··· INFORMATION SUPPLIED

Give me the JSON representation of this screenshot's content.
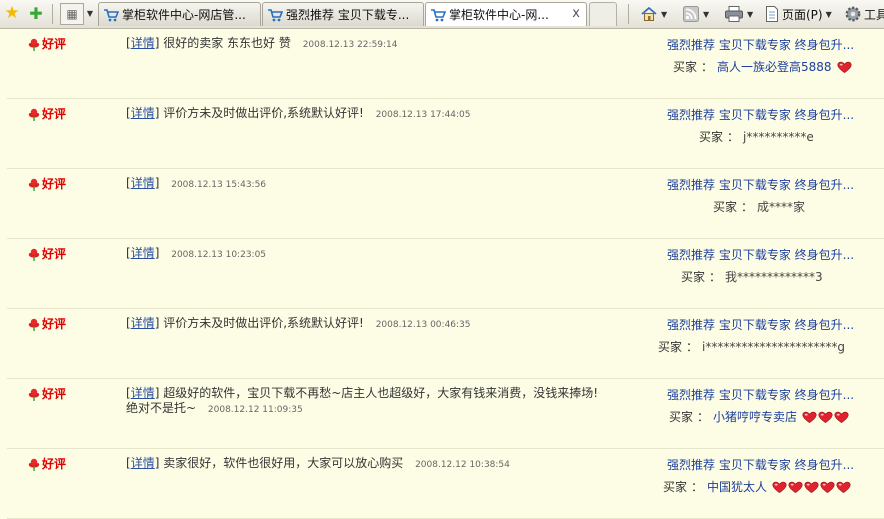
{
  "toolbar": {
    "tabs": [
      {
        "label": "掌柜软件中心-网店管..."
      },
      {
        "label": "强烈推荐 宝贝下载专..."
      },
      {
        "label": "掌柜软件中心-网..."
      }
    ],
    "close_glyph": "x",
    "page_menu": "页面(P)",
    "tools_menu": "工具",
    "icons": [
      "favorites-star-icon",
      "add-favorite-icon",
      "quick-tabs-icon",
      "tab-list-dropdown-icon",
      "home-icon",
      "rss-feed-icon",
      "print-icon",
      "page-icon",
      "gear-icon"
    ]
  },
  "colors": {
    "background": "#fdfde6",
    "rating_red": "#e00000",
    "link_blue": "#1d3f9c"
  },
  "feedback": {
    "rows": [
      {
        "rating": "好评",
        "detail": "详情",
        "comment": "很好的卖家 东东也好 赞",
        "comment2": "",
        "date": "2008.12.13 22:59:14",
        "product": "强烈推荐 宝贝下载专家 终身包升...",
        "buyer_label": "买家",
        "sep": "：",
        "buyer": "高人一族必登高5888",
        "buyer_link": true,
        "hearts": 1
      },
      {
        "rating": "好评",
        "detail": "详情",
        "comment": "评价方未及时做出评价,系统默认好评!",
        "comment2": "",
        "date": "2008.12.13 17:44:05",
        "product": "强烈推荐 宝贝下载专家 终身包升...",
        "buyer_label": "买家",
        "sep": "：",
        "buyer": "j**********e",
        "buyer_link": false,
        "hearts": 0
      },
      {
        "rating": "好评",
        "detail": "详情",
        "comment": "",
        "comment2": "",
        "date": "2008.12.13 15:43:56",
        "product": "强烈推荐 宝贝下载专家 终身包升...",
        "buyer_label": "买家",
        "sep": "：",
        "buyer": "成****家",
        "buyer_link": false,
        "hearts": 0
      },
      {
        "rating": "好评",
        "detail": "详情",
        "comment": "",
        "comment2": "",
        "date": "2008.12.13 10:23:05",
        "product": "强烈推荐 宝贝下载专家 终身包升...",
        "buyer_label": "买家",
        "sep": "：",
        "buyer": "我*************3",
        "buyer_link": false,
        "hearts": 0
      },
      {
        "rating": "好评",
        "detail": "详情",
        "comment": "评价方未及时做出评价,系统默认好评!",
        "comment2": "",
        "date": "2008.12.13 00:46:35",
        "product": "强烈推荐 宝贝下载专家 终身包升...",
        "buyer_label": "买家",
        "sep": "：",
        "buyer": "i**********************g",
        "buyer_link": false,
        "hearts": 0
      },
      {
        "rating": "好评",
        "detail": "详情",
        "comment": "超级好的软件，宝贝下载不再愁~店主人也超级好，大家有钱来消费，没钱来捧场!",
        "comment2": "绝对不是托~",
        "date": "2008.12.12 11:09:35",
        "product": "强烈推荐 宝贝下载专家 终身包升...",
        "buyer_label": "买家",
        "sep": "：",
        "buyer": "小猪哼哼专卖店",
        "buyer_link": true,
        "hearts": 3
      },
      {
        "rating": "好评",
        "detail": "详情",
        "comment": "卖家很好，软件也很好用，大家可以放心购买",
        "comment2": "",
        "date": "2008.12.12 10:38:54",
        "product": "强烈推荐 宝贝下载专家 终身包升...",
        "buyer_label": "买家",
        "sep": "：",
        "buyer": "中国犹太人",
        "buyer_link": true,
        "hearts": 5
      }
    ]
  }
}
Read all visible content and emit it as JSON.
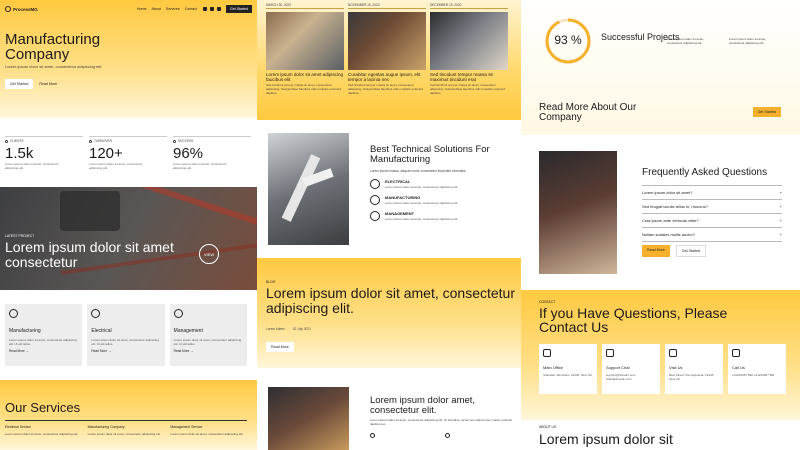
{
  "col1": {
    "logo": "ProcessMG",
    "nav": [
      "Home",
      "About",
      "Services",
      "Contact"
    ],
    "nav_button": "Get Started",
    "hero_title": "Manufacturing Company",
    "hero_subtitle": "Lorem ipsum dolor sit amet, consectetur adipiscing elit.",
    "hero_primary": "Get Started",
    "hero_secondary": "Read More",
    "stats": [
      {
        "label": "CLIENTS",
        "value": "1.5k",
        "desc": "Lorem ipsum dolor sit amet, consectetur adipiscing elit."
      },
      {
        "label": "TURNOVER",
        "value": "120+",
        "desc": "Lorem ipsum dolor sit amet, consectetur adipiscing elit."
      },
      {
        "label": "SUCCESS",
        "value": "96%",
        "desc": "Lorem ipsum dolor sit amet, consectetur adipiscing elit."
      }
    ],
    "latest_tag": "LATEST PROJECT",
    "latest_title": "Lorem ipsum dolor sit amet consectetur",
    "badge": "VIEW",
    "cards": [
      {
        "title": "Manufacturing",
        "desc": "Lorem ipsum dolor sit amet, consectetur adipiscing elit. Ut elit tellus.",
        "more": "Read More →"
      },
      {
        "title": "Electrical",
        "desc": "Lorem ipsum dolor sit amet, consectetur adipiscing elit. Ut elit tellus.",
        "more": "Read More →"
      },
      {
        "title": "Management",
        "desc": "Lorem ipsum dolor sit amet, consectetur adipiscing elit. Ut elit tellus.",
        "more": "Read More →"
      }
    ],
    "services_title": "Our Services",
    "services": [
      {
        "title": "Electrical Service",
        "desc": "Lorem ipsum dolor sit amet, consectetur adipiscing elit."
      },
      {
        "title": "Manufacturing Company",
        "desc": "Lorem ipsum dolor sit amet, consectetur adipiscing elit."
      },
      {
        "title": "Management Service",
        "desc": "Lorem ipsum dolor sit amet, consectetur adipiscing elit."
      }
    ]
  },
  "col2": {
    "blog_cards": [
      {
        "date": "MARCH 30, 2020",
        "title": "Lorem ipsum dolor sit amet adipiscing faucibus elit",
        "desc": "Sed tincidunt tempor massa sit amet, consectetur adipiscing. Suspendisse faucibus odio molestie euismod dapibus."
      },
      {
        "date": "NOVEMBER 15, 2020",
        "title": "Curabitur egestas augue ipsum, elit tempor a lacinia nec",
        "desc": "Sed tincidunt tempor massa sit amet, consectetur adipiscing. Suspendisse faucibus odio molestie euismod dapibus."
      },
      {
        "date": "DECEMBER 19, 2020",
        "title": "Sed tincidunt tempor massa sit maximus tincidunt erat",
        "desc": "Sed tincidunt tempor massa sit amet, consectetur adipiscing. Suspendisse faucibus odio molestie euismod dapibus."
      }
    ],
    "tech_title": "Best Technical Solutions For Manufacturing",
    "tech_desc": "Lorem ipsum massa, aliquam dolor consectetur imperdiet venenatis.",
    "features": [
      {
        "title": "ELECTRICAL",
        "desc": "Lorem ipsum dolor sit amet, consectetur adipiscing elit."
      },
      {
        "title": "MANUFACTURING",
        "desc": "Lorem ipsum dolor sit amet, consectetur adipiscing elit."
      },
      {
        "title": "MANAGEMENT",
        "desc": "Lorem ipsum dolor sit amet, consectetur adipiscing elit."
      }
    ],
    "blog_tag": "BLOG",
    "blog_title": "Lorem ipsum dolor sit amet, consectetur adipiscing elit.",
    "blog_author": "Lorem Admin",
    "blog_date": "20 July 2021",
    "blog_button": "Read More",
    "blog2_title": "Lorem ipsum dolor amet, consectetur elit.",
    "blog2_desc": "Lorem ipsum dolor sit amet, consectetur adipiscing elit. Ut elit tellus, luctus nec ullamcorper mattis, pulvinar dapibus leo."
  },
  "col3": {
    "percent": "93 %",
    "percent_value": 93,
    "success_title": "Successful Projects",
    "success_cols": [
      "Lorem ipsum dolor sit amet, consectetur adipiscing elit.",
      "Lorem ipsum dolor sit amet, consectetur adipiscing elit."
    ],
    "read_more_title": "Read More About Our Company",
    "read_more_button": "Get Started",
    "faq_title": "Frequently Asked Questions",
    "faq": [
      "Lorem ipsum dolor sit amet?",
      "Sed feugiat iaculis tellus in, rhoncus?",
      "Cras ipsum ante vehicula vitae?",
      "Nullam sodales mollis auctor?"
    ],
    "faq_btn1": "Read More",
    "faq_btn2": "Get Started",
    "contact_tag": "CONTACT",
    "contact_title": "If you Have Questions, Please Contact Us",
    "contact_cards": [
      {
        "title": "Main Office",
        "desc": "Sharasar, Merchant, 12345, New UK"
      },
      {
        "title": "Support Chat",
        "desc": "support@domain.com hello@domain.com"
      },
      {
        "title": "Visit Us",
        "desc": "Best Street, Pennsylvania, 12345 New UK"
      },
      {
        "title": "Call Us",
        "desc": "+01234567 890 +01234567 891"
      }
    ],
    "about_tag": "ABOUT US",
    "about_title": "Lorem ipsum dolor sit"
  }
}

······

Search the data for the string "content" and copy each line where it appears.

RESPONSE BELOW ::
Give me the JSON representation of this screenshot's content.
Read all visible content and emit it as JSON.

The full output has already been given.